(Dataset entries on figures)

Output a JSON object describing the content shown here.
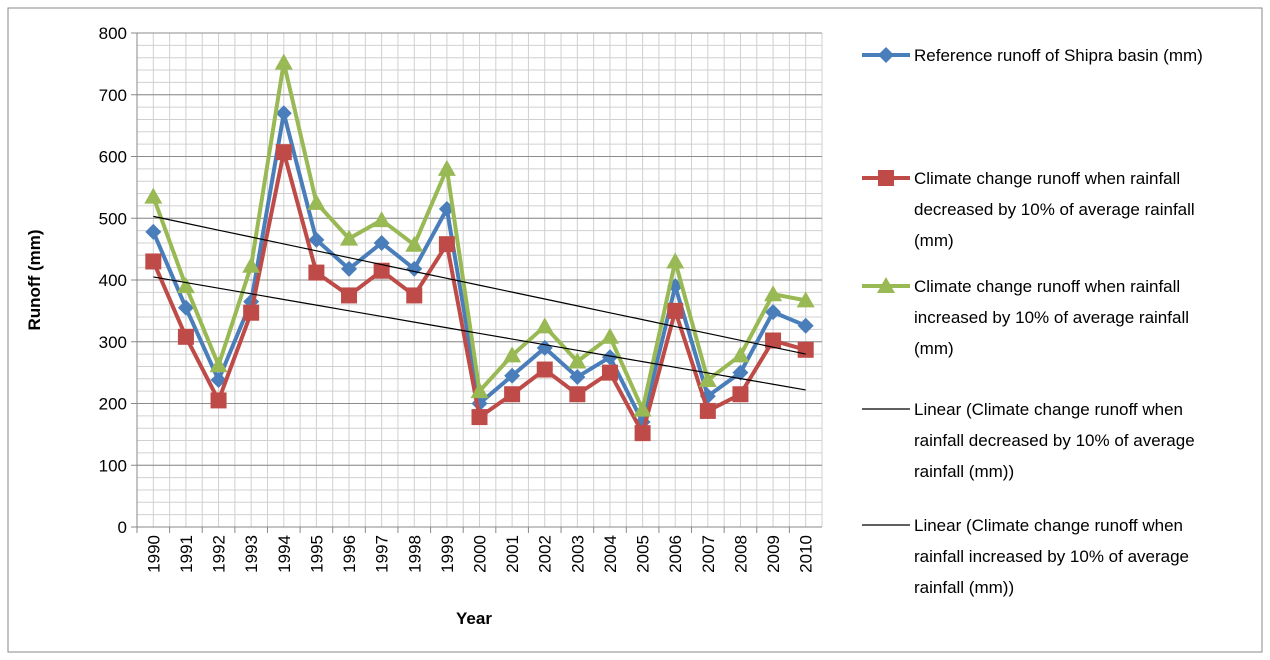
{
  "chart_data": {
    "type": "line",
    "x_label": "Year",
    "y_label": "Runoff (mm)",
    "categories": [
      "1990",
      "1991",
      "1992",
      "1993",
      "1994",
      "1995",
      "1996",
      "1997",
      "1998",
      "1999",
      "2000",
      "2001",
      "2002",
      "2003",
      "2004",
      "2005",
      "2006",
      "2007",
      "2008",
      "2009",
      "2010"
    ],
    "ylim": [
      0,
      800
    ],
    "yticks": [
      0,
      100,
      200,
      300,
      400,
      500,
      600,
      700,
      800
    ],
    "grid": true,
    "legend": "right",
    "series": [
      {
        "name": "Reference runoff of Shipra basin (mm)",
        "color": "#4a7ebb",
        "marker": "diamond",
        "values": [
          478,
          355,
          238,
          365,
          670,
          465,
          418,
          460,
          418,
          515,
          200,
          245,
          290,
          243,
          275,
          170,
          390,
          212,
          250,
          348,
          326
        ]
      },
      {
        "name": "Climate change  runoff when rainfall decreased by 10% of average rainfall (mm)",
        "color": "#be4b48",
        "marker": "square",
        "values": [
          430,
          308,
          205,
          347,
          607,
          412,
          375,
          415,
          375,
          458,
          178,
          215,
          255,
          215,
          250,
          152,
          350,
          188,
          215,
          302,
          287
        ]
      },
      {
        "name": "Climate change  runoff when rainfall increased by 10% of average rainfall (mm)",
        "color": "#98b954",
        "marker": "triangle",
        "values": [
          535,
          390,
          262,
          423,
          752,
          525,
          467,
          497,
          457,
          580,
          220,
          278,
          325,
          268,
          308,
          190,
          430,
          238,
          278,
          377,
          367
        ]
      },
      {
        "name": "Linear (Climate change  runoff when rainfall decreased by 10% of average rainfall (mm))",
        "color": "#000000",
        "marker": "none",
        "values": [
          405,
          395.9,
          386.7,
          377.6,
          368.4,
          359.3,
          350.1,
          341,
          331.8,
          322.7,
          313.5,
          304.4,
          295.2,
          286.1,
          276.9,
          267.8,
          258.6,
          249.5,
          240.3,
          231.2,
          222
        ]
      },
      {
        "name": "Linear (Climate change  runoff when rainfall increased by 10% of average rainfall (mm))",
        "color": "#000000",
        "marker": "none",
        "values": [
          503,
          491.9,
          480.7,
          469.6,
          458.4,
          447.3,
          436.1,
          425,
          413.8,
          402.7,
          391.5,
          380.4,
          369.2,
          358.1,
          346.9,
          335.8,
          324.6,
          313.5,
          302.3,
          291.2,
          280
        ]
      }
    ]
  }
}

What is being asked: Restate the listing above word for word, and skip the pictures.

Result:
Output a JSON object describing the content shown here.
{
  "chart_data": {
    "type": "line",
    "x_label": "Year",
    "y_label": "Runoff (mm)",
    "categories": [
      "1990",
      "1991",
      "1992",
      "1993",
      "1994",
      "1995",
      "1996",
      "1997",
      "1998",
      "1999",
      "2000",
      "2001",
      "2002",
      "2003",
      "2004",
      "2005",
      "2006",
      "2007",
      "2008",
      "2009",
      "2010"
    ],
    "ylim": [
      0,
      800
    ],
    "yticks": [
      0,
      100,
      200,
      300,
      400,
      500,
      600,
      700,
      800
    ],
    "grid": true,
    "legend": "right",
    "series": [
      {
        "name": "Reference runoff of Shipra basin (mm)",
        "color": "#4a7ebb",
        "marker": "diamond",
        "values": [
          478,
          355,
          238,
          365,
          670,
          465,
          418,
          460,
          418,
          515,
          200,
          245,
          290,
          243,
          275,
          170,
          390,
          212,
          250,
          348,
          326
        ]
      },
      {
        "name": "Climate change  runoff when rainfall decreased by 10% of average rainfall (mm)",
        "color": "#be4b48",
        "marker": "square",
        "values": [
          430,
          308,
          205,
          347,
          607,
          412,
          375,
          415,
          375,
          458,
          178,
          215,
          255,
          215,
          250,
          152,
          350,
          188,
          215,
          302,
          287
        ]
      },
      {
        "name": "Climate change  runoff when rainfall increased by 10% of average rainfall (mm)",
        "color": "#98b954",
        "marker": "triangle",
        "values": [
          535,
          390,
          262,
          423,
          752,
          525,
          467,
          497,
          457,
          580,
          220,
          278,
          325,
          268,
          308,
          190,
          430,
          238,
          278,
          377,
          367
        ]
      },
      {
        "name": "Linear (Climate change  runoff when rainfall decreased by 10% of average rainfall (mm))",
        "color": "#000000",
        "marker": "none",
        "values": [
          405,
          395.9,
          386.7,
          377.6,
          368.4,
          359.3,
          350.1,
          341,
          331.8,
          322.7,
          313.5,
          304.4,
          295.2,
          286.1,
          276.9,
          267.8,
          258.6,
          249.5,
          240.3,
          231.2,
          222
        ]
      },
      {
        "name": "Linear (Climate change  runoff when rainfall increased by 10% of average rainfall (mm))",
        "color": "#000000",
        "marker": "none",
        "values": [
          503,
          491.9,
          480.7,
          469.6,
          458.4,
          447.3,
          436.1,
          425,
          413.8,
          402.7,
          391.5,
          380.4,
          369.2,
          358.1,
          346.9,
          335.8,
          324.6,
          313.5,
          302.3,
          291.2,
          280
        ]
      }
    ]
  }
}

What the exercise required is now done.